*Dataset records*.
::::::::::

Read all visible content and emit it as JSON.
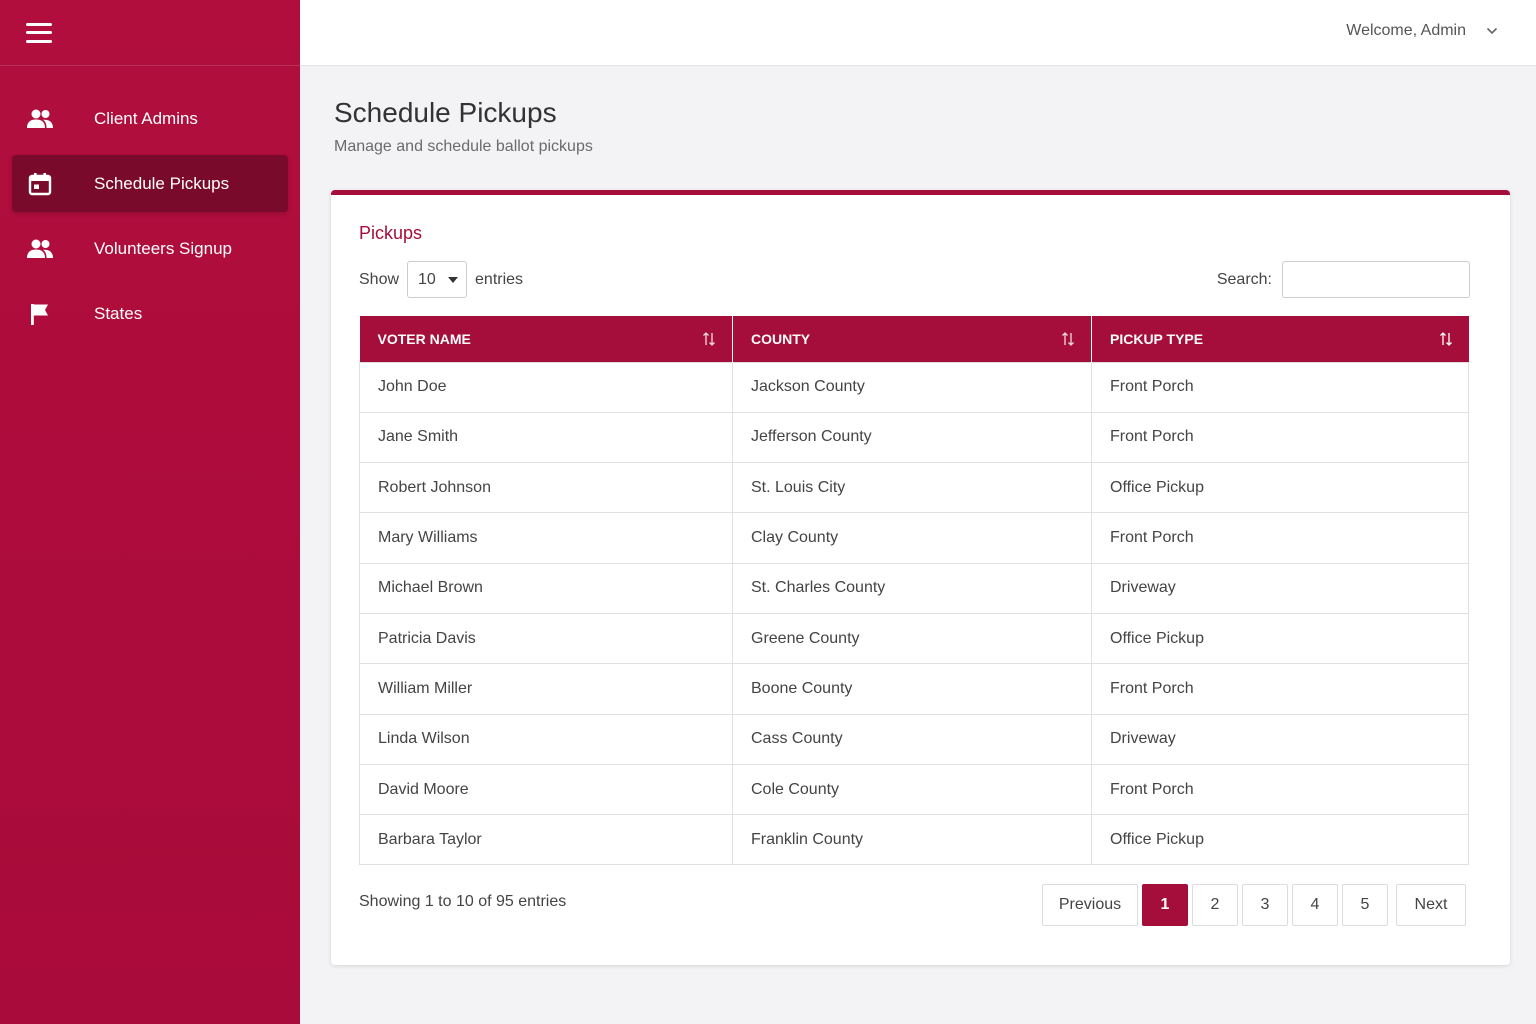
{
  "header": {
    "welcome": "Welcome, Admin"
  },
  "sidebar": {
    "items": [
      {
        "label": "Client Admins",
        "icon": "people-icon",
        "active": false
      },
      {
        "label": "Schedule Pickups",
        "icon": "calendar-icon",
        "active": true
      },
      {
        "label": "Volunteers Signup",
        "icon": "people-icon",
        "active": false
      },
      {
        "label": "States",
        "icon": "flag-icon",
        "active": false
      }
    ]
  },
  "page": {
    "title": "Schedule Pickups",
    "subtitle": "Manage and schedule ballot pickups"
  },
  "card": {
    "title": "Pickups",
    "show_label": "Show",
    "entries_value": "10",
    "entries_label": "entries",
    "search_label": "Search:",
    "search_value": ""
  },
  "table": {
    "columns": [
      "VOTER NAME",
      "COUNTY",
      "PICKUP TYPE"
    ],
    "rows": [
      [
        "John Doe",
        "Jackson County",
        "Front Porch"
      ],
      [
        "Jane Smith",
        "Jefferson County",
        "Front Porch"
      ],
      [
        "Robert Johnson",
        "St. Louis City",
        "Office Pickup"
      ],
      [
        "Mary Williams",
        "Clay County",
        "Front Porch"
      ],
      [
        "Michael Brown",
        "St. Charles County",
        "Driveway"
      ],
      [
        "Patricia Davis",
        "Greene County",
        "Office Pickup"
      ],
      [
        "William Miller",
        "Boone County",
        "Front Porch"
      ],
      [
        "Linda Wilson",
        "Cass County",
        "Driveway"
      ],
      [
        "David Moore",
        "Cole County",
        "Front Porch"
      ],
      [
        "Barbara Taylor",
        "Franklin County",
        "Office Pickup"
      ]
    ]
  },
  "footer": {
    "info": "Showing 1 to 10 of 95 entries",
    "previous": "Previous",
    "next": "Next",
    "pages": [
      "1",
      "2",
      "3",
      "4",
      "5"
    ],
    "current_page": "1"
  },
  "colors": {
    "brand": "#a50d3a",
    "sidebar": "#b10e3d",
    "active_item": "#7a0a2c"
  }
}
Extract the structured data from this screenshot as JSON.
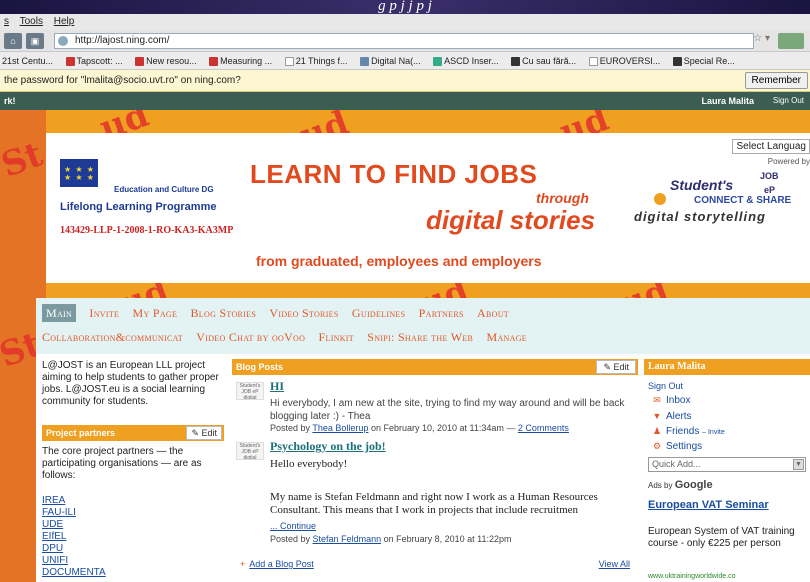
{
  "caption": "g                                 p   j     j  p   j",
  "browser": {
    "menu": [
      "s",
      "Tools",
      "Help"
    ],
    "url": "http://lajost.ning.com/",
    "bookmarks": [
      "21st Centu...",
      "Tapscott: ...",
      "New resou...",
      "Measuring ...",
      "21 Things f...",
      "Digital Na(...",
      "ASCD Inser...",
      "Cu sau fără...",
      "EUROVERSI...",
      "Special Re..."
    ],
    "password_prompt": "the password for \"lmalita@socio.uvt.ro\" on ning.com?",
    "remember_button": "Remember"
  },
  "ningbar": {
    "left": "rk!",
    "user": "Laura Malita",
    "signout": "Sign Out"
  },
  "banner": {
    "edu_dg": "Education and Culture DG",
    "llp": "Lifelong Learning Programme",
    "project_code": "143429-LLP-1-2008-1-RO-KA3-KA3MP",
    "headline": "LEARN TO FIND JOBS",
    "through": "through",
    "digital": "digital stories",
    "tagline": "from graduated, employees and employers",
    "select_language": "Select Languag",
    "powered_by": "Powered by",
    "students_logo": {
      "name": "Student's",
      "job": "JOB",
      "ep": "eP",
      "connect": "CONNECT & SHARE",
      "digital": "digital storytelling"
    }
  },
  "nav": {
    "row1": [
      "Main",
      "Invite",
      "My Page",
      "Blog Stories",
      "Video Stories",
      "Guidelines",
      "Partners",
      "About"
    ],
    "row2": [
      "Collaboration&communicat",
      "Video Chat by ooVoo",
      "Flinkit",
      "Snipi: Share the Web",
      "Manage"
    ]
  },
  "left": {
    "intro": "L@JOST is an European LLL project aiming to help students to gather proper jobs. L@JOST.eu is a social learning community for students.",
    "pp_title": "Project partners",
    "pp_edit": "Edit",
    "pp_text": "The core project partners — the participating organisations — are as follows:",
    "partners": [
      "IREA",
      "FAU-ILI",
      "UDE",
      "EIfEL",
      "DPU",
      "UNIFI",
      "DOCUMENTA"
    ]
  },
  "blog": {
    "title": "Blog Posts",
    "edit": "Edit",
    "thumb_text": "Student's JOB eP digital storytelling",
    "posts": [
      {
        "title": "HI",
        "body": "Hi everybody, I am new at the site, trying to find my way around and will be back blogging later :) - Thea",
        "meta_prefix": "Posted by",
        "author": "Thea Bollerup",
        "meta_date": "on February 10, 2010 at 11:34am —",
        "comments": "2 Comments"
      },
      {
        "title": "Psychology on the job!",
        "greeting": "Hello everybody!",
        "body": "My name is Stefan Feldmann and right now I work as a Human Resources Consultant. This means that I work in projects that include recruitmen",
        "continue": "... Continue",
        "meta_prefix": "Posted by",
        "author": "Stefan Feldmann",
        "meta_date": "on February 8, 2010 at 11:22pm"
      }
    ],
    "add_post": "Add a Blog Post",
    "view_all": "View All"
  },
  "right": {
    "user": "Laura Malita",
    "signout": "Sign Out",
    "inbox": "Inbox",
    "alerts": "Alerts",
    "friends": "Friends",
    "invite": "– Invite",
    "settings": "Settings",
    "quick_add": "Quick Add...",
    "ads_by": "Ads by",
    "google": "Google",
    "ad_title": "European VAT Seminar",
    "ad_text": "European System of VAT training course - only €225 per person",
    "ad_url": "www.uktrainingworldwide.co"
  }
}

::::::::::

*Exercise details*. Return all of the entries word for word, but omit the pictures.

*Task answer*.
Read all visible content and emit it as JSON.
{
  "header": {
    "welcome": "Welcome, Admin"
  },
  "sidebar": {
    "items": [
      {
        "label": "Client Admins",
        "icon": "people-icon",
        "active": false
      },
      {
        "label": "Schedule Pickups",
        "icon": "calendar-icon",
        "active": true
      },
      {
        "label": "Volunteers Signup",
        "icon": "people-icon",
        "active": false
      },
      {
        "label": "States",
        "icon": "flag-icon",
        "active": false
      }
    ]
  },
  "page": {
    "title": "Schedule Pickups",
    "subtitle": "Manage and schedule ballot pickups"
  },
  "card": {
    "title": "Pickups",
    "show_label": "Show",
    "entries_value": "10",
    "entries_label": "entries",
    "search_label": "Search:",
    "search_value": ""
  },
  "table": {
    "columns": [
      "VOTER NAME",
      "COUNTY",
      "PICKUP TYPE"
    ],
    "rows": [
      [
        "John Doe",
        "Jackson County",
        "Front Porch"
      ],
      [
        "Jane Smith",
        "Jefferson County",
        "Front Porch"
      ],
      [
        "Robert Johnson",
        "St. Louis City",
        "Office Pickup"
      ],
      [
        "Mary Williams",
        "Clay County",
        "Front Porch"
      ],
      [
        "Michael Brown",
        "St. Charles County",
        "Driveway"
      ],
      [
        "Patricia Davis",
        "Greene County",
        "Office Pickup"
      ],
      [
        "William Miller",
        "Boone County",
        "Front Porch"
      ],
      [
        "Linda Wilson",
        "Cass County",
        "Driveway"
      ],
      [
        "David Moore",
        "Cole County",
        "Front Porch"
      ],
      [
        "Barbara Taylor",
        "Franklin County",
        "Office Pickup"
      ]
    ]
  },
  "footer": {
    "info": "Showing 1 to 10 of 95 entries",
    "previous": "Previous",
    "next": "Next",
    "pages": [
      "1",
      "2",
      "3",
      "4",
      "5"
    ],
    "current_page": "1"
  },
  "colors": {
    "brand": "#a50d3a",
    "sidebar": "#b10e3d",
    "active_item": "#7a0a2c"
  }
}
Extract the structured data from this screenshot as JSON.
{
  "caption": "g                                 p   j     j  p   j",
  "browser": {
    "menu": [
      "s",
      "Tools",
      "Help"
    ],
    "url": "http://lajost.ning.com/",
    "bookmarks": [
      "21st Centu...",
      "Tapscott: ...",
      "New resou...",
      "Measuring ...",
      "21 Things f...",
      "Digital Na(...",
      "ASCD Inser...",
      "Cu sau fără...",
      "EUROVERSI...",
      "Special Re..."
    ],
    "password_prompt": "the password for \"lmalita@socio.uvt.ro\" on ning.com?",
    "remember_button": "Remember"
  },
  "ningbar": {
    "left": "rk!",
    "user": "Laura Malita",
    "signout": "Sign Out"
  },
  "banner": {
    "edu_dg": "Education and Culture DG",
    "llp": "Lifelong Learning Programme",
    "project_code": "143429-LLP-1-2008-1-RO-KA3-KA3MP",
    "headline": "LEARN TO FIND JOBS",
    "through": "through",
    "digital": "digital stories",
    "tagline": "from graduated, employees and employers",
    "select_language": "Select Languag",
    "powered_by": "Powered by",
    "students_logo": {
      "name": "Student's",
      "job": "JOB",
      "ep": "eP",
      "connect": "CONNECT & SHARE",
      "digital": "digital storytelling"
    }
  },
  "nav": {
    "row1": [
      "Main",
      "Invite",
      "My Page",
      "Blog Stories",
      "Video Stories",
      "Guidelines",
      "Partners",
      "About"
    ],
    "row2": [
      "Collaboration&communicat",
      "Video Chat by ooVoo",
      "Flinkit",
      "Snipi: Share the Web",
      "Manage"
    ]
  },
  "left": {
    "intro": "L@JOST is an European LLL project aiming to help students to gather proper jobs. L@JOST.eu is a social learning community for students.",
    "pp_title": "Project partners",
    "pp_edit": "Edit",
    "pp_text": "The core project partners — the participating organisations — are as follows:",
    "partners": [
      "IREA",
      "FAU-ILI",
      "UDE",
      "EIfEL",
      "DPU",
      "UNIFI",
      "DOCUMENTA"
    ]
  },
  "blog": {
    "title": "Blog Posts",
    "edit": "Edit",
    "thumb_text": "Student's JOB eP digital storytelling",
    "posts": [
      {
        "title": "HI",
        "body": "Hi everybody, I am new at the site, trying to find my way around and will be back blogging later :) - Thea",
        "meta_prefix": "Posted by",
        "author": "Thea Bollerup",
        "meta_date": "on February 10, 2010 at 11:34am —",
        "comments": "2 Comments"
      },
      {
        "title": "Psychology on the job!",
        "greeting": "Hello everybody!",
        "body": "My name is Stefan Feldmann and right now I work as a Human Resources Consultant. This means that I work in projects that include recruitmen",
        "continue": "... Continue",
        "meta_prefix": "Posted by",
        "author": "Stefan Feldmann",
        "meta_date": "on February 8, 2010 at 11:22pm"
      }
    ],
    "add_post": "Add a Blog Post",
    "view_all": "View All"
  },
  "right": {
    "user": "Laura Malita",
    "signout": "Sign Out",
    "inbox": "Inbox",
    "alerts": "Alerts",
    "friends": "Friends",
    "invite": "– Invite",
    "settings": "Settings",
    "quick_add": "Quick Add...",
    "ads_by": "Ads by",
    "google": "Google",
    "ad_title": "European VAT Seminar",
    "ad_text": "European System of VAT training course - only €225 per person",
    "ad_url": "www.uktrainingworldwide.co"
  }
}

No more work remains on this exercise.